| Brief |
Give every line again exactly as it appears, please, but not the pictures.

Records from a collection
______

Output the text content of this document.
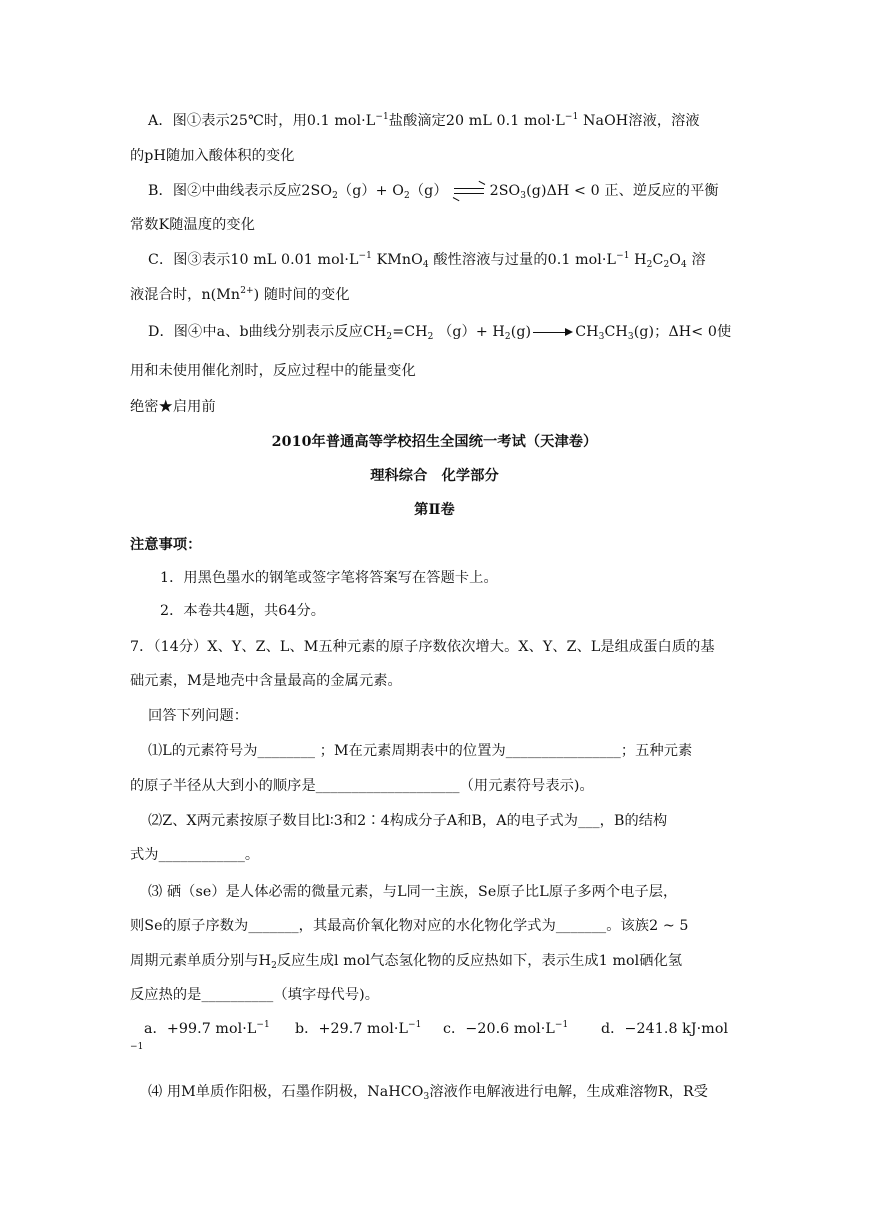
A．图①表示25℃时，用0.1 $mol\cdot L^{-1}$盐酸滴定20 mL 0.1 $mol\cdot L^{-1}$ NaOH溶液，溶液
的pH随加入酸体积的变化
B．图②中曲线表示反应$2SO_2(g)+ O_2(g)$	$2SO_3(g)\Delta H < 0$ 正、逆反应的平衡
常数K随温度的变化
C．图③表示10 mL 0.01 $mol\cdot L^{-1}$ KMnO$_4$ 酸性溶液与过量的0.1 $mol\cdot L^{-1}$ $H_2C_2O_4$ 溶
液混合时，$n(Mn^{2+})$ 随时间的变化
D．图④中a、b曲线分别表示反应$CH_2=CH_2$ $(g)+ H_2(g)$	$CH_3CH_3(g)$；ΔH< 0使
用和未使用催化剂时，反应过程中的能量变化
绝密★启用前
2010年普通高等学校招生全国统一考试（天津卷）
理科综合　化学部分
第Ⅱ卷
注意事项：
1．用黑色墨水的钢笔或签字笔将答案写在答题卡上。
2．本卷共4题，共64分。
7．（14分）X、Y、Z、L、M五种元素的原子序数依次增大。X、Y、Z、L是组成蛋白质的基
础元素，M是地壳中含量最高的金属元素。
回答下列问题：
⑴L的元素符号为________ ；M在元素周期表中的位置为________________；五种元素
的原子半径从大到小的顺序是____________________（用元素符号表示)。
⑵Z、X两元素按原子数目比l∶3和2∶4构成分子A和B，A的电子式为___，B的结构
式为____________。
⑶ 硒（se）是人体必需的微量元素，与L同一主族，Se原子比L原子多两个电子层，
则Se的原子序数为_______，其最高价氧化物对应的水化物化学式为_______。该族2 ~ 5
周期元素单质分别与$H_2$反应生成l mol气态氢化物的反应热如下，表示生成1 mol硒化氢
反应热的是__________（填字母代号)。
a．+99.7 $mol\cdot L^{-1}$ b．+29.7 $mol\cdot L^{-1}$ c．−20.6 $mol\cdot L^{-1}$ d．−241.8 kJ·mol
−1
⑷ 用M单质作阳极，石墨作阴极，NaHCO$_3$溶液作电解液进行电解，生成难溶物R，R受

______

| The response |
Output the text content of this document.
A．图①表示25℃时，用0.1 $mol\cdot L^{-1}$盐酸滴定20 mL 0.1 $mol\cdot L^{-1}$ NaOH溶液，溶液
的pH随加入酸体积的变化
B．图②中曲线表示反应$2SO_2(g)+ O_2(g)$	$2SO_3(g)\Delta H < 0$ 正、逆反应的平衡
常数K随温度的变化
C．图③表示10 mL 0.01 $mol\cdot L^{-1}$ KMnO$_4$ 酸性溶液与过量的0.1 $mol\cdot L^{-1}$ $H_2C_2O_4$ 溶
液混合时，$n(Mn^{2+})$ 随时间的变化
D．图④中a、b曲线分别表示反应$CH_2=CH_2$ $(g)+ H_2(g)$	$CH_3CH_3(g)$；ΔH< 0使
用和未使用催化剂时，反应过程中的能量变化
绝密★启用前
2010年普通高等学校招生全国统一考试（天津卷）
理科综合　化学部分
第Ⅱ卷
注意事项：
1．用黑色墨水的钢笔或签字笔将答案写在答题卡上。
2．本卷共4题，共64分。
7．（14分）X、Y、Z、L、M五种元素的原子序数依次增大。X、Y、Z、L是组成蛋白质的基
础元素，M是地壳中含量最高的金属元素。
回答下列问题：
⑴L的元素符号为________ ；M在元素周期表中的位置为________________；五种元素
的原子半径从大到小的顺序是____________________（用元素符号表示)。
⑵Z、X两元素按原子数目比l∶3和2∶4构成分子A和B，A的电子式为___，B的结构
式为____________。
⑶ 硒（se）是人体必需的微量元素，与L同一主族，Se原子比L原子多两个电子层，
则Se的原子序数为_______，其最高价氧化物对应的水化物化学式为_______。该族2 ~ 5
周期元素单质分别与$H_2$反应生成l mol气态氢化物的反应热如下，表示生成1 mol硒化氢
反应热的是__________（填字母代号)。
a．+99.7 $mol\cdot L^{-1}$ b．+29.7 $mol\cdot L^{-1}$ c．−20.6 $mol\cdot L^{-1}$ d．−241.8 kJ·mol
−1
⑷ 用M单质作阳极，石墨作阴极，NaHCO$_3$溶液作电解液进行电解，生成难溶物R，R受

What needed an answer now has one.